** START Dataset **
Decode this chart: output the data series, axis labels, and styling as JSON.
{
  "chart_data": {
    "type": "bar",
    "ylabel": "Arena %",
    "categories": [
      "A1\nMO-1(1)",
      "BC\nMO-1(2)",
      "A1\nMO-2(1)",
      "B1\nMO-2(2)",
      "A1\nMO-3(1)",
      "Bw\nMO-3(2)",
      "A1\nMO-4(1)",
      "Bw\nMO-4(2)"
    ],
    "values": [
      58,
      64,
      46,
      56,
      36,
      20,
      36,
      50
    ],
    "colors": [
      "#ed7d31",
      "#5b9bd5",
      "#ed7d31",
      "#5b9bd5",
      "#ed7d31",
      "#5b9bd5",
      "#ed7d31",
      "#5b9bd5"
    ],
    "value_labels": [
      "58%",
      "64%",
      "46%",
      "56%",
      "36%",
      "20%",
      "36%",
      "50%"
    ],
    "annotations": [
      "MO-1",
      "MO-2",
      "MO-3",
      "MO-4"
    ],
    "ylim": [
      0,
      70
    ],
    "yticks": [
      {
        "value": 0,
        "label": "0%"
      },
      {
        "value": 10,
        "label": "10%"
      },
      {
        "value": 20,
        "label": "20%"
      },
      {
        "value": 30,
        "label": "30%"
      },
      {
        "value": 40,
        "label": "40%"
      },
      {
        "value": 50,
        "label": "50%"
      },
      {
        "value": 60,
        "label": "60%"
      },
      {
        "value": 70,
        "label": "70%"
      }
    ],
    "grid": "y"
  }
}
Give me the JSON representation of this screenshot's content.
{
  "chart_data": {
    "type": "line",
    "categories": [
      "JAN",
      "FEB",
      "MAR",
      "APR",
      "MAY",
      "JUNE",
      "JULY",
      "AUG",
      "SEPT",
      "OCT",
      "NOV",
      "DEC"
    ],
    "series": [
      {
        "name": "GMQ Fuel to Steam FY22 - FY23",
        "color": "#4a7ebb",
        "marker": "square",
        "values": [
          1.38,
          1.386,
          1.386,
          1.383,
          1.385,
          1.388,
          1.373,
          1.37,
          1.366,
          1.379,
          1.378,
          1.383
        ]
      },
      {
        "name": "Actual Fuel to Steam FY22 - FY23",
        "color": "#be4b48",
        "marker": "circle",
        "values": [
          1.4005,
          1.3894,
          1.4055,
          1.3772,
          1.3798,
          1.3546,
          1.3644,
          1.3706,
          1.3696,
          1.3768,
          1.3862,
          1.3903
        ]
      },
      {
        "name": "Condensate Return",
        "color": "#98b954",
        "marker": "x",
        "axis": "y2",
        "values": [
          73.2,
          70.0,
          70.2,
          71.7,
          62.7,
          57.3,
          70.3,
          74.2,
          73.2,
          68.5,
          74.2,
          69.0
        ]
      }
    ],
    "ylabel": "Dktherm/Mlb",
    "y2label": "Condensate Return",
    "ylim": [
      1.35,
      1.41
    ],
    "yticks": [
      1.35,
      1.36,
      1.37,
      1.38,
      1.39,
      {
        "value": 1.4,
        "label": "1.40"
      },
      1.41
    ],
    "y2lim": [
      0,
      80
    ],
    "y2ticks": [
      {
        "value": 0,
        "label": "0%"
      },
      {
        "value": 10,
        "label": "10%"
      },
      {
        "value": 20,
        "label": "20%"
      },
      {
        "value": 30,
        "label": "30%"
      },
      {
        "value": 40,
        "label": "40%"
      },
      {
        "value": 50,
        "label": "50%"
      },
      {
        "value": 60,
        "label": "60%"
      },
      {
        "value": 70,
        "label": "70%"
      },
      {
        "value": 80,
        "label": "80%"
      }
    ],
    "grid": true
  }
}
** END Dataset **
Aim of the task:
Count the lines of the material that include the word "Return", then report only the total.

Exercise result:
2